• _Excerpt from a dataset_:
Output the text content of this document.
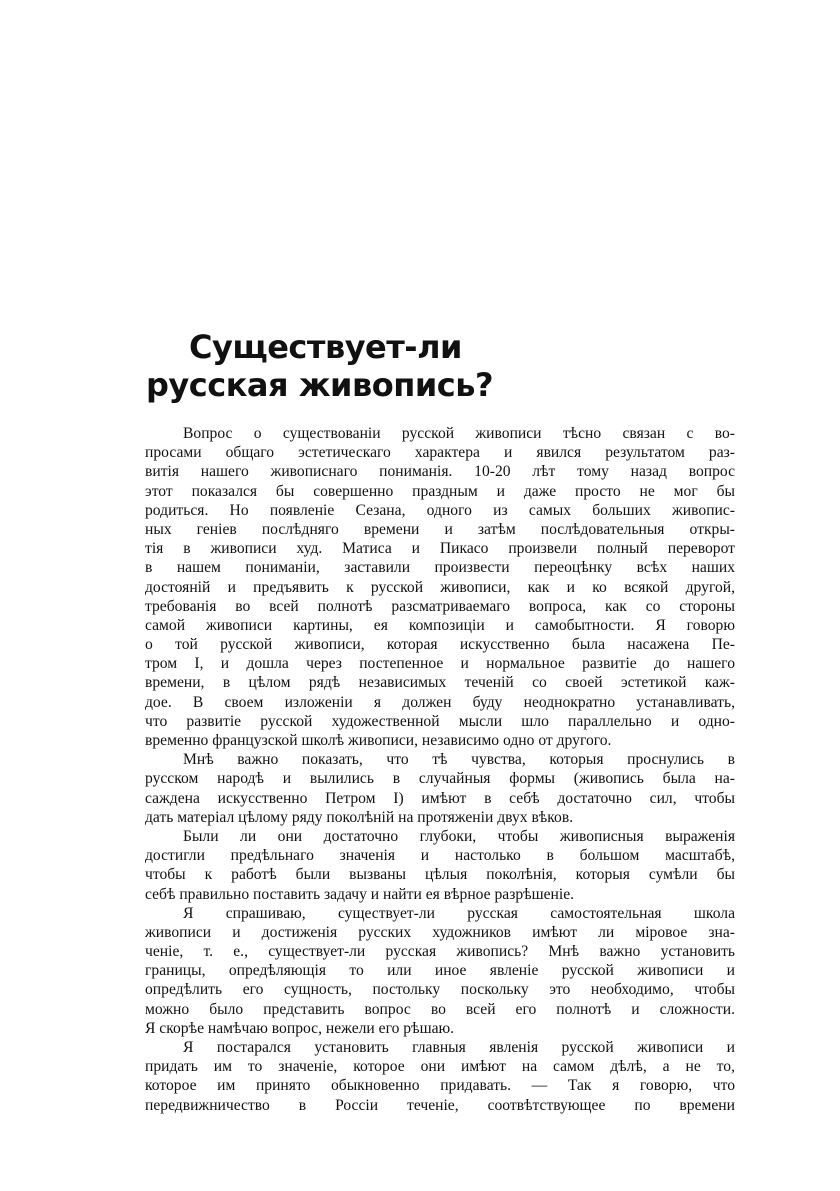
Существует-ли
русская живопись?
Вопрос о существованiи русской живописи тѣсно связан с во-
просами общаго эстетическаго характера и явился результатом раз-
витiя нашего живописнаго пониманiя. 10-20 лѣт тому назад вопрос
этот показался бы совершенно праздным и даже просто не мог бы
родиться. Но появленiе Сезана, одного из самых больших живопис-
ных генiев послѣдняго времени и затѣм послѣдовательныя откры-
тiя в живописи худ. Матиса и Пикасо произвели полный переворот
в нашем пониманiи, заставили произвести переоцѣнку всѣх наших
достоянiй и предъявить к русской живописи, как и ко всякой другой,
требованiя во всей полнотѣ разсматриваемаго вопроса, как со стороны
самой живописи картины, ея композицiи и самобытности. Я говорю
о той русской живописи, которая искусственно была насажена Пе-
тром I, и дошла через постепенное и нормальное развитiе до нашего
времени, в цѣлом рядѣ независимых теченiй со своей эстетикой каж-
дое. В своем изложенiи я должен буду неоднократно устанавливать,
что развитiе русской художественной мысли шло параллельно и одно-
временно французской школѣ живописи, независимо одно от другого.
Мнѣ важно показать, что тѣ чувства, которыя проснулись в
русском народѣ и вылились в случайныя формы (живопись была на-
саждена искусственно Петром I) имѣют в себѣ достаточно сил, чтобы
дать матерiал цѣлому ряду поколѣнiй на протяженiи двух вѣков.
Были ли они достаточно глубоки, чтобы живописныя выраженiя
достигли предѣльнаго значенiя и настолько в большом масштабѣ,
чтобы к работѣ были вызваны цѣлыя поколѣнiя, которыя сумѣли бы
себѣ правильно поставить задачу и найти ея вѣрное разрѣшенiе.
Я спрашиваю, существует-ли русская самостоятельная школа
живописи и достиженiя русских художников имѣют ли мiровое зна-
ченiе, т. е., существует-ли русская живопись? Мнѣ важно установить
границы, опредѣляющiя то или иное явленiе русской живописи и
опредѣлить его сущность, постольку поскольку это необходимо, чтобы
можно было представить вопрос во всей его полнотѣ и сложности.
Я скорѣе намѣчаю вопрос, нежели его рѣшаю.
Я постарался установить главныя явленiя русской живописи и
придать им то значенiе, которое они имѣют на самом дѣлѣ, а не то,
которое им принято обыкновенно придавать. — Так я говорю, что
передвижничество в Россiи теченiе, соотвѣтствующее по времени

--

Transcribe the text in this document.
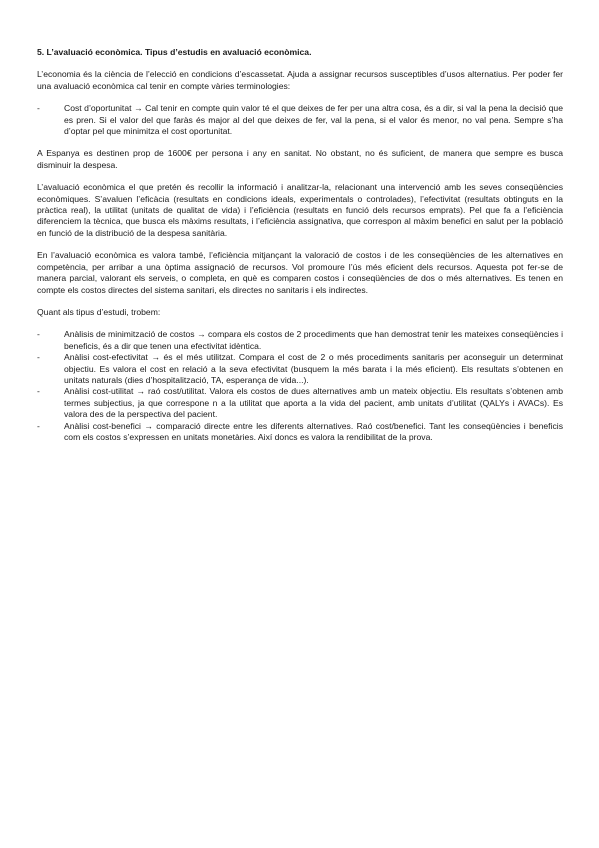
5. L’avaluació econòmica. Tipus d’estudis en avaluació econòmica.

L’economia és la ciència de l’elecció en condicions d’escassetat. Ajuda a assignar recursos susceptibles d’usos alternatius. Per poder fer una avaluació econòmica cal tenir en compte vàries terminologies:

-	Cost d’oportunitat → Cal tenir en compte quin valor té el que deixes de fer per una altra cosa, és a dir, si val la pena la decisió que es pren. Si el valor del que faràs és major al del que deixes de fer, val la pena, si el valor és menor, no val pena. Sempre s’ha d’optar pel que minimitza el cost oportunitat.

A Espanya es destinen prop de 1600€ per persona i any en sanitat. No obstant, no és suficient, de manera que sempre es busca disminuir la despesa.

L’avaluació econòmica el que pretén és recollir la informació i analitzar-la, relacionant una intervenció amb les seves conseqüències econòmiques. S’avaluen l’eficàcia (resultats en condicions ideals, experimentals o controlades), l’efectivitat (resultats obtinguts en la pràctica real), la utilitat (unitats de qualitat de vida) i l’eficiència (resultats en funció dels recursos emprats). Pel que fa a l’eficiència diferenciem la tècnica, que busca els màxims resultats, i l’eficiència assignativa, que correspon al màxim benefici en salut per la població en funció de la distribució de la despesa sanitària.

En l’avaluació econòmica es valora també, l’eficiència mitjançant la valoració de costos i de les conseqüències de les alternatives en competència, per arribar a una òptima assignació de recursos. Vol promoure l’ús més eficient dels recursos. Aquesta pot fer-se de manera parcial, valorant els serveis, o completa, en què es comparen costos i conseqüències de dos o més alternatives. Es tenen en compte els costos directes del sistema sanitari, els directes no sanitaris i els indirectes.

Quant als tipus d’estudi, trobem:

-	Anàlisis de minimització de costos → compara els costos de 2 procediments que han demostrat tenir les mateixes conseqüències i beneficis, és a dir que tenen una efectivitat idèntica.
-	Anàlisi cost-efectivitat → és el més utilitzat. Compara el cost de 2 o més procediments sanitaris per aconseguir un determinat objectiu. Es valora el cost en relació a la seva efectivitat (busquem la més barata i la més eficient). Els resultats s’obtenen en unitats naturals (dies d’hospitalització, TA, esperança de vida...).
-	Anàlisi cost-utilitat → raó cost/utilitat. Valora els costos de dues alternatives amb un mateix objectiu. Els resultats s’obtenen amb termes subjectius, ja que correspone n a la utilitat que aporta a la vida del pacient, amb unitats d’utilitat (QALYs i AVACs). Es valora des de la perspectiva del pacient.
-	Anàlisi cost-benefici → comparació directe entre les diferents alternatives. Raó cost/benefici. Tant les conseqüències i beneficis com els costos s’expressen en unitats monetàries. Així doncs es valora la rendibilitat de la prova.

• _WHAT NEEDS TO BE DONE_:
Which lines hold the word "была"? Copy each of them from the records.

• _COMPLETE RESPONSE_:
о той русской живописи, которая искусственно была насажена Пе-
русском народѣ и вылились в случайныя формы (живопись была на-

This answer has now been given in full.